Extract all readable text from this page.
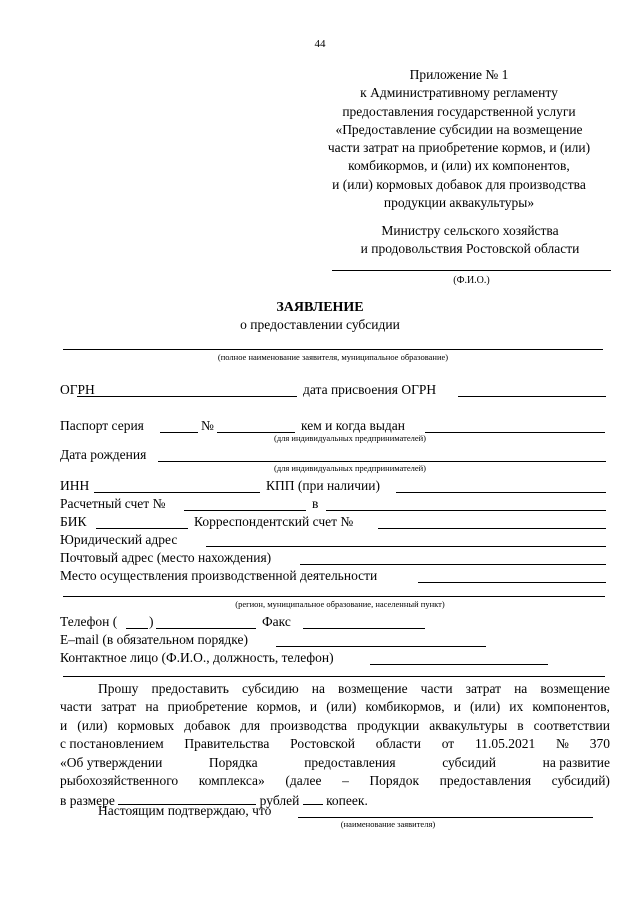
44
Приложение № 1
к Административному регламенту
предоставления государственной услуги
«Предоставление субсидии на возмещение
части затрат на приобретение кормов, и (или)
комбикормов, и (или) их компонентов,
и (или) кормовых добавок для производства
продукции аквакультуры»
Министру сельского хозяйства
и продовольствия Ростовской области
(Ф.И.О.)
ЗАЯВЛЕНИЕ
о предоставлении субсидии
(полное наименование заявителя, муниципальное образование)
ОГРН	дата присвоения ОГРН
Паспорт серия	№	кем и когда выдан
(для индивидуальных предпринимателей)
Дата рождения
(для индивидуальных предпринимателей)
ИНН	КПП (при наличии)
Расчетный счет №	в
БИК	Корреспондентский счет №
Юридический адрес
Почтовый адрес (место нахождения)
Место осуществления производственной деятельности
(регион, муниципальное образование, населенный пункт)
Телефон ( )	Факс
E–mail (в обязательном порядке)
Контактное лицо (Ф.И.О., должность, телефон)
Прошу предоставить субсидию на возмещение части затрат на возмещение
части затрат на приобретение кормов, и (или) комбикормов, и (или) их компонентов,
и (или) кормовых добавок для производства продукции аквакультуры в соответствии
с постановлением Правительства Ростовской области от 11.05.2021 № 370
«Об утверждении	Порядка	предоставления	субсидий	на развитие
рыбохозяйственного комплекса» (далее – Порядок предоставления субсидий)
в размере	рублей копеек.
Настоящим подтверждаю, что
(наименование заявителя)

• [GIVEN PROBLEM]: Skip the pictures and print each record exactly as it stands.

• [COMPLETE RESPONSE]:
Extract all readable text from this page.
44
Приложение № 1
к Административному регламенту
предоставления государственной услуги
«Предоставление субсидии на возмещение
части затрат на приобретение кормов, и (или)
комбикормов, и (или) их компонентов,
и (или) кормовых добавок для производства
продукции аквакультуры»
Министру сельского хозяйства
и продовольствия Ростовской области
(Ф.И.О.)
ЗАЯВЛЕНИЕ
о предоставлении субсидии
(полное наименование заявителя, муниципальное образование)
ОГРН	дата присвоения ОГРН
Паспорт серия	№	кем и когда выдан
(для индивидуальных предпринимателей)
Дата рождения
(для индивидуальных предпринимателей)
ИНН	КПП (при наличии)
Расчетный счет №	в
БИК	Корреспондентский счет №
Юридический адрес
Почтовый адрес (место нахождения)
Место осуществления производственной деятельности
(регион, муниципальное образование, населенный пункт)
Телефон ( )	Факс
E–mail (в обязательном порядке)
Контактное лицо (Ф.И.О., должность, телефон)
Прошу предоставить субсидию на возмещение части затрат на возмещение
части затрат на приобретение кормов, и (или) комбикормов, и (или) их компонентов,
и (или) кормовых добавок для производства продукции аквакультуры в соответствии
с постановлением Правительства Ростовской области от 11.05.2021 № 370
«Об утверждении	Порядка	предоставления	субсидий	на развитие
рыбохозяйственного комплекса» (далее – Порядок предоставления субсидий)
в размере	рублей копеек.
Настоящим подтверждаю, что
(наименование заявителя)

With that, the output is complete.